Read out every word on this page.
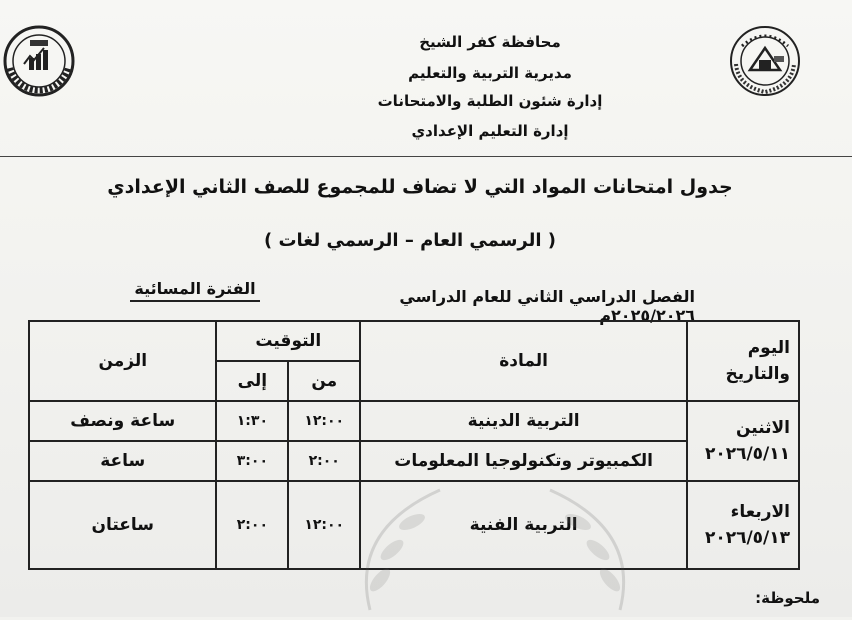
محافظة كفر الشيخ
مديرية التربية والتعليم
إدارة شئون الطلبة والامتحانات
إدارة التعليم الإعدادي
جدول امتحانات المواد التي لا تضاف للمجموع للصف الثاني الإعدادي
( الرسمي العام – الرسمي لغات )
الفصل الدراسي الثاني للعام الدراسي ٢٠٢٥/٢٠٢٦م
الفترة المسائية
اليوم
والتاريخ	المادة	التوقيت		الزمن
		من	إلى	
الاثنين
٢٠٢٦/٥/١١	التربية الدينية	١٢:٠٠	١:٣٠	ساعة ونصف
	الكمبيوتر وتكنولوجيا المعلومات	٢:٠٠	٣:٠٠	ساعة
الاربعاء
٢٠٢٦/٥/١٣	التربية الفنية	١٢:٠٠	٢:٠٠	ساعتان
ملحوظة:
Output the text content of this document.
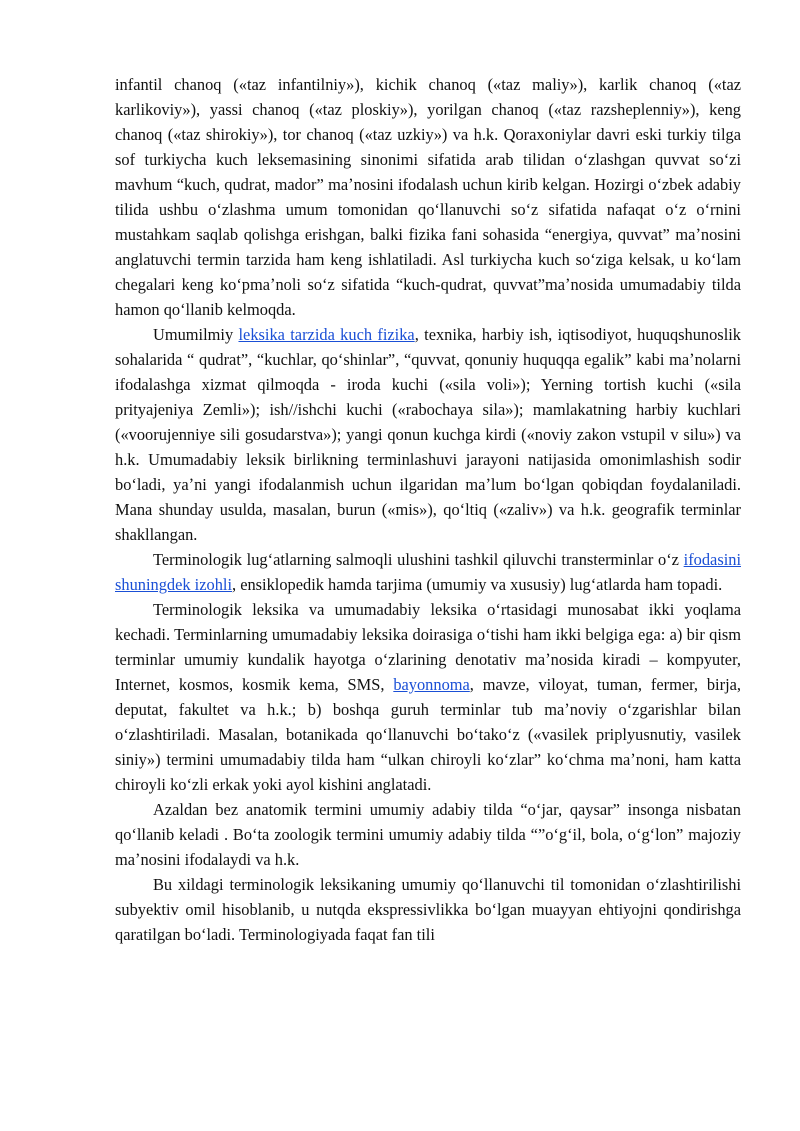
infantil chanoq («taz infantilniy»), kichik chanoq («taz maliy»), karlik chanoq («taz karlikoviy»), yassi chanoq («taz ploskiy»), yorilgan chanoq («taz razsheplenniy»), keng chanoq («taz shirokiy»), tor chanoq («taz uzkiy») va h.k. Qoraxoniylar davri eski turkiy tilga sof turkiycha kuch leksemasining sinonimi sifatida arab tilidan oʻzlashgan quvvat soʻzi mavhum “kuch, qudrat, mador” maʼnosini ifodalash uchun kirib kelgan. Hozirgi oʻzbek adabiy tilida ushbu oʻzlashma umum tomonidan qoʻllanuvchi soʻz sifatida nafaqat oʻz oʻrnini mustahkam saqlab qolishga erishgan, balki fizika fani sohasida “energiya, quvvat” maʼnosini anglatuvchi termin tarzida ham keng ishlatiladi. Asl turkiycha kuch soʻziga kelsak, u koʻlam chegalari keng koʻpmaʼnoli soʻz sifatida “kuch-qudrat, quvvat”maʼnosida umumadabiy tilda hamon qoʻllanib kelmoqda.

Umumilmiy leksika tarzida kuch fizika, texnika, harbiy ish, iqtisodiyot, huquqshunoslik sohalarida “ qudrat”, “kuchlar, qoʻshinlar”, “quvvat, qonuniy huquqqa egalik” kabi maʼnolarni ifodalashga xizmat qilmoqda - iroda kuchi («sila voli»); Yerning tortish kuchi («sila prityajeniya Zemli»); ish//ishchi kuchi («rabochaya sila»); mamlakatning harbiy kuchlari («voorujenniye sili gosudarstva»); yangi qonun kuchga kirdi («noviy zakon vstupil v silu») va h.k. Umumadabiy leksik birlikning terminlashuvi jarayoni natijasida omonimlashish sodir boʻladi, yaʼni yangi ifodalanmish uchun ilgaridan maʼlum boʻlgan qobiqdan foydalaniladi. Mana shunday usulda, masalan, burun («mis»), qoʻltiq («zaliv») va h.k. geografik terminlar shakllangan.

Terminologik lugʻatlarning salmoqli ulushini tashkil qiluvchi transterminlar oʻz ifodasini shuningdek izohli, ensiklopedik hamda tarjima (umumiy va xususiy) lugʻatlarda ham topadi.

Terminologik leksika va umumadabiy leksika oʻrtasidagi munosabat ikki yoqlama kechadi. Terminlarning umumadabiy leksika doirasiga oʻtishi ham ikki belgiga ega: a) bir qism terminlar umumiy kundalik hayotga oʻzlarining denotativ maʼnosida kiradi – kompyuter, Internet, kosmos, kosmik kema, SMS, bayonnoma, mavze, viloyat, tuman, fermer, birja, deputat, fakultet va h.k.; b) boshqa guruh terminlar tub maʼnoviy oʻzgarishlar bilan oʻzlashtiriladi. Masalan, botanikada qoʻllanuvchi boʻtakoʻz («vasilek priplyusnutiy, vasilek siniy») termini umumadabiy tilda ham “ulkan chiroyli koʻzlar” koʻchma maʼnoni, ham katta chiroyli koʻzli erkak yoki ayol kishini anglatadi.

Azaldan bez anatomik termini umumiy adabiy tilda “oʻjar, qaysar” insonga nisbatan qoʻllanib keladi . Boʻta zoologik termini umumiy adabiy tilda “”oʻgʻil, bola, oʻgʻlon” majoziy maʼnosini ifodalaydi va h.k.

Bu xildagi terminologik leksikaning umumiy qoʻllanuvchi til tomonidan oʻzlashtirilishi subyektiv omil hisoblanib, u nutqda ekspressivlikka boʻlgan muayyan ehtiyojni qondirishga qaratilgan boʻladi. Terminologiyada faqat fan tili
══════════
**TASK GOAL**
Find all lines with "التربية" in them and copy each one.

**REPLY**
مديرية التربية والتعليم
٢٠٢٦/٥/١١	التربية الدينية	١٢:٠٠	١:٣٠	ساعة ونصف
٢٠٢٦/٥/١٣	التربية الفنية	١٢:٠٠	٢:٠٠	ساعتان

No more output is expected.